- _TASK MATERIAL_
◆ ◆ ◆

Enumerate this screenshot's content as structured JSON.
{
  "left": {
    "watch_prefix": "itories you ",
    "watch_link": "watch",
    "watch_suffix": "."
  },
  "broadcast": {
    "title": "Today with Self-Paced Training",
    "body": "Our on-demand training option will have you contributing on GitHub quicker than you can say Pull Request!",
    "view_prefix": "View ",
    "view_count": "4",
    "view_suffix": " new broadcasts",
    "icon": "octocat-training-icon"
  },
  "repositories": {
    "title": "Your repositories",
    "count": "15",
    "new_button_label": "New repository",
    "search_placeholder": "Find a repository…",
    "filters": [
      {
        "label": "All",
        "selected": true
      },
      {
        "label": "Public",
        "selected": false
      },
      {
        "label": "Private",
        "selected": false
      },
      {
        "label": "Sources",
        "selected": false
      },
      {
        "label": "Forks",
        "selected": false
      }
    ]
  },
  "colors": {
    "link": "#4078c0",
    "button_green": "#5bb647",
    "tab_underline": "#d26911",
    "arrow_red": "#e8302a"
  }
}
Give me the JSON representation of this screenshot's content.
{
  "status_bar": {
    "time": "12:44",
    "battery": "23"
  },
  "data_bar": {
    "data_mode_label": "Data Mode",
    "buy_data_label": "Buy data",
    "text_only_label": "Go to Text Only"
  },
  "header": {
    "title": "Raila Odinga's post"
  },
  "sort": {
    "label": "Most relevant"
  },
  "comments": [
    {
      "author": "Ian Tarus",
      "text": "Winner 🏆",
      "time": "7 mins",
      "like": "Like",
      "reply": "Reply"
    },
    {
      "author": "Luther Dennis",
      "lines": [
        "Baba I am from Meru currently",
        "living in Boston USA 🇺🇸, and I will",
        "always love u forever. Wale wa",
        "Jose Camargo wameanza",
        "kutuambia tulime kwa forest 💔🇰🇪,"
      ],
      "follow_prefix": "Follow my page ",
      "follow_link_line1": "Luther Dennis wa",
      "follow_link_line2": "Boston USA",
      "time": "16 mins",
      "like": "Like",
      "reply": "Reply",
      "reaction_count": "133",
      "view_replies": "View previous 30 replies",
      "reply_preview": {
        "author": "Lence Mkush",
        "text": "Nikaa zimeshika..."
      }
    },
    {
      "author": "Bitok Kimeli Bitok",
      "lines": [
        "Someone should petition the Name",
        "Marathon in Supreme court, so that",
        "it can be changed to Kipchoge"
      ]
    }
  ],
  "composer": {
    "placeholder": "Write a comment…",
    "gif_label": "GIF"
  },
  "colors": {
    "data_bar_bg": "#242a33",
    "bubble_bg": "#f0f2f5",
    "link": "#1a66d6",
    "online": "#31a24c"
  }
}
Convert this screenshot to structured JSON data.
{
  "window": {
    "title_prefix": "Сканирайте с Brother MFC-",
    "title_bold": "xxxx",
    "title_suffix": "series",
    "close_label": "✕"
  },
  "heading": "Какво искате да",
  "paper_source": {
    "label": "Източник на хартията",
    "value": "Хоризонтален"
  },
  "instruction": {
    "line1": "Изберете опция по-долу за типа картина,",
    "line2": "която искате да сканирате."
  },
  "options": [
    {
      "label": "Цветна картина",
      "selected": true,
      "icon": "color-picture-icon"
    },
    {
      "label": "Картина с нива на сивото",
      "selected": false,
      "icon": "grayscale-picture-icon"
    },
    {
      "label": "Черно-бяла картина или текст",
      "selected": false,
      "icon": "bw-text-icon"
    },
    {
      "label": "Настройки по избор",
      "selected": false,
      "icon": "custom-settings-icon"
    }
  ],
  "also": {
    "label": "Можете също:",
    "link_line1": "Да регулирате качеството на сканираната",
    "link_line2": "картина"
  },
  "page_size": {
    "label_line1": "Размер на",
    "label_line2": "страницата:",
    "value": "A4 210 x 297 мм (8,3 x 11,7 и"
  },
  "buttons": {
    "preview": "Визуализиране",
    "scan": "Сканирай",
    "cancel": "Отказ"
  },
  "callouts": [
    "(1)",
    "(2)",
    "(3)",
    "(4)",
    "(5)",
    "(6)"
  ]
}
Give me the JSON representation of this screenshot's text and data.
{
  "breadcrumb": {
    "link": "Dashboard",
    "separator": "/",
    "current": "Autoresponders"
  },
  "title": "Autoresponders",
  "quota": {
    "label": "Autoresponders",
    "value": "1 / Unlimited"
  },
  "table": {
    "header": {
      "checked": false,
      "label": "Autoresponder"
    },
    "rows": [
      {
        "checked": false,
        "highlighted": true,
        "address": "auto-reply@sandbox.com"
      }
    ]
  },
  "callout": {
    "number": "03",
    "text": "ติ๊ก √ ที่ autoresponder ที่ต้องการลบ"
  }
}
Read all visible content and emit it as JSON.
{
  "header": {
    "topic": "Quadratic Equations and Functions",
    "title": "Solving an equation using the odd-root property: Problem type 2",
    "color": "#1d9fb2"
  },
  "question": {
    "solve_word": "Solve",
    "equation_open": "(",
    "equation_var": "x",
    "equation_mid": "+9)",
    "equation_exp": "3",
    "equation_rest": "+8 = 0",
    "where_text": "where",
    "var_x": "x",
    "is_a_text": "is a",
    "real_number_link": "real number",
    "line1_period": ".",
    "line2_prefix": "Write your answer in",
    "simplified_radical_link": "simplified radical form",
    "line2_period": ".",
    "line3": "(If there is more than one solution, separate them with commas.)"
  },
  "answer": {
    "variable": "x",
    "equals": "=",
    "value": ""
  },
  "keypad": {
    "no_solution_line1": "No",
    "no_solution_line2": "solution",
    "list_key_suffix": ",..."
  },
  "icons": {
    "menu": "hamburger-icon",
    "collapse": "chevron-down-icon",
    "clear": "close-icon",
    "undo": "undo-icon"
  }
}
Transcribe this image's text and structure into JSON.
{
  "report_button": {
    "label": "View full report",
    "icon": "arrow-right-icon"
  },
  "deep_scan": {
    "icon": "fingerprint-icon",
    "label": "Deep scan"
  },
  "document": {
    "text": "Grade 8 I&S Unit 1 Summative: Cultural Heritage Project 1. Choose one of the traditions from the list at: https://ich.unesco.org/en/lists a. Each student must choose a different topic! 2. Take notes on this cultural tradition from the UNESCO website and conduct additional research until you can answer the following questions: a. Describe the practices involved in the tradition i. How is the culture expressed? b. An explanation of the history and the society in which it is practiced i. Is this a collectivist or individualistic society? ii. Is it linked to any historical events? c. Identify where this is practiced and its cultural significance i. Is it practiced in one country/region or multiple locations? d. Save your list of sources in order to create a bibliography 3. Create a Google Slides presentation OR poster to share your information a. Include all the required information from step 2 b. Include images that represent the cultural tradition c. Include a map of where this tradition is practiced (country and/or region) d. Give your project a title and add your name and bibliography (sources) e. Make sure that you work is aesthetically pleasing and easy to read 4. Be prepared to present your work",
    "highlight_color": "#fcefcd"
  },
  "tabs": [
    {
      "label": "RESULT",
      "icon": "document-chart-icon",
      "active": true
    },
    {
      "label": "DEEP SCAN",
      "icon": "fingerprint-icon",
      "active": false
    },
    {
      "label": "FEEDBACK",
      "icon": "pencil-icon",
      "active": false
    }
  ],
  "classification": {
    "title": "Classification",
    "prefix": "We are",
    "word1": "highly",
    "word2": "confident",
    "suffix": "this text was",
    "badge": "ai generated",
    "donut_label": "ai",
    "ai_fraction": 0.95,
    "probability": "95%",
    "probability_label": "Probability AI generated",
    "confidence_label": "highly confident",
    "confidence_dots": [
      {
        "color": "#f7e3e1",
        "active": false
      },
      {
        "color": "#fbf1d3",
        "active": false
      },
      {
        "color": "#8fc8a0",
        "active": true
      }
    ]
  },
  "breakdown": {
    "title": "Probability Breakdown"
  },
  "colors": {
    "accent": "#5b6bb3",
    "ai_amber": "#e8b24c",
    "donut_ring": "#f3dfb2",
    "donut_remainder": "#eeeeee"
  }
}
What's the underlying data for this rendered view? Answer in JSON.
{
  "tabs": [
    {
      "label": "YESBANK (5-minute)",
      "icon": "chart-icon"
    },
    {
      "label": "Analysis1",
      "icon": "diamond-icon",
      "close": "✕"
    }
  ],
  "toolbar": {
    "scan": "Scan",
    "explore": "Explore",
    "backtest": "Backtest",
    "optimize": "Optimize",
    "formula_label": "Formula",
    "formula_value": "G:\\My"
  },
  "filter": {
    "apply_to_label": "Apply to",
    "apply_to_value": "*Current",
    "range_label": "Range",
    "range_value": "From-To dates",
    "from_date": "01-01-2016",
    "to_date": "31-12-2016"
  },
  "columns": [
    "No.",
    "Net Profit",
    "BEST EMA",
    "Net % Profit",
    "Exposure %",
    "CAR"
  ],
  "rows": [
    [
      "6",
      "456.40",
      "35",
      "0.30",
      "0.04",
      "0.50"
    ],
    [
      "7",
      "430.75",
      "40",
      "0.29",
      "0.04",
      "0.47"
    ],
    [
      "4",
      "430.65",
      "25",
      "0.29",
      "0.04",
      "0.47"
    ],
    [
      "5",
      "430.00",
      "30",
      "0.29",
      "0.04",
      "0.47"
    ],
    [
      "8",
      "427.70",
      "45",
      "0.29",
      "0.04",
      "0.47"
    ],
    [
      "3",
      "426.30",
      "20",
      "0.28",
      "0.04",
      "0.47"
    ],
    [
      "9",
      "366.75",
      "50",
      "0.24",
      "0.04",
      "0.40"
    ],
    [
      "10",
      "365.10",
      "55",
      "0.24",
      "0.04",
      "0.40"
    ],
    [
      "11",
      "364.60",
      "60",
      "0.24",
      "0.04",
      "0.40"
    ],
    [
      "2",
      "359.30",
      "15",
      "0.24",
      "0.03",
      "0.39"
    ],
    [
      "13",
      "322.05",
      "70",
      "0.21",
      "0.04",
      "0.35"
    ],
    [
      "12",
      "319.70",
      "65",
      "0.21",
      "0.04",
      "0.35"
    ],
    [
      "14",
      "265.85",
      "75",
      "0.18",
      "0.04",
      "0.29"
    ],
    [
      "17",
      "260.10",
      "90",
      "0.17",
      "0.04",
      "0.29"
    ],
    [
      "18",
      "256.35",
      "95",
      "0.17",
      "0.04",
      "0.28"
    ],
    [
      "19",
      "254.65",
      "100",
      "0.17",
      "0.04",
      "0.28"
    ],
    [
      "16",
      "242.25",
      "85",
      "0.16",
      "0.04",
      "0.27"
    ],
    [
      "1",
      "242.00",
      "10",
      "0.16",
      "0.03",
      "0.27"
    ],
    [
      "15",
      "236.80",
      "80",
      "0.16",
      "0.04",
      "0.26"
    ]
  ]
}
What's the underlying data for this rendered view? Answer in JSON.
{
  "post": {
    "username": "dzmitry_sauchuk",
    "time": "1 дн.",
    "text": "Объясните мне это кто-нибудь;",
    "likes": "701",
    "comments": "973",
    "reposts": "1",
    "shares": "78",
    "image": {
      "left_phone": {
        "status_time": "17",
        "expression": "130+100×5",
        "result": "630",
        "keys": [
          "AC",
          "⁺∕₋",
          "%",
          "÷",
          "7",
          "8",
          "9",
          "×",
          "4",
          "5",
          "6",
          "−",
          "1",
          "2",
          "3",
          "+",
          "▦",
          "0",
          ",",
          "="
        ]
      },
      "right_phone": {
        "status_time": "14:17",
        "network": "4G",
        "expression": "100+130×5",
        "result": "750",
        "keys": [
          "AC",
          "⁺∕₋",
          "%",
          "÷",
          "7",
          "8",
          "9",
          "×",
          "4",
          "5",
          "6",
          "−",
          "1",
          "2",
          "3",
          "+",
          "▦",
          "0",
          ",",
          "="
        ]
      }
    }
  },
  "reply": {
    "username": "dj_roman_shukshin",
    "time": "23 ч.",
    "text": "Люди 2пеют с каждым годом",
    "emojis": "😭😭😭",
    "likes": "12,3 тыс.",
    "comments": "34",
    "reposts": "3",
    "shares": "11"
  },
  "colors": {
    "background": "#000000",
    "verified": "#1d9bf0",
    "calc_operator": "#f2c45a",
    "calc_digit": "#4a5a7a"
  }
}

◆ ◆ ◆

- _WRITTEN PROBLEM_
Write down the number of lines where the word "username" appears, and nothing further.

- _WRITTEN RESPONSE_
2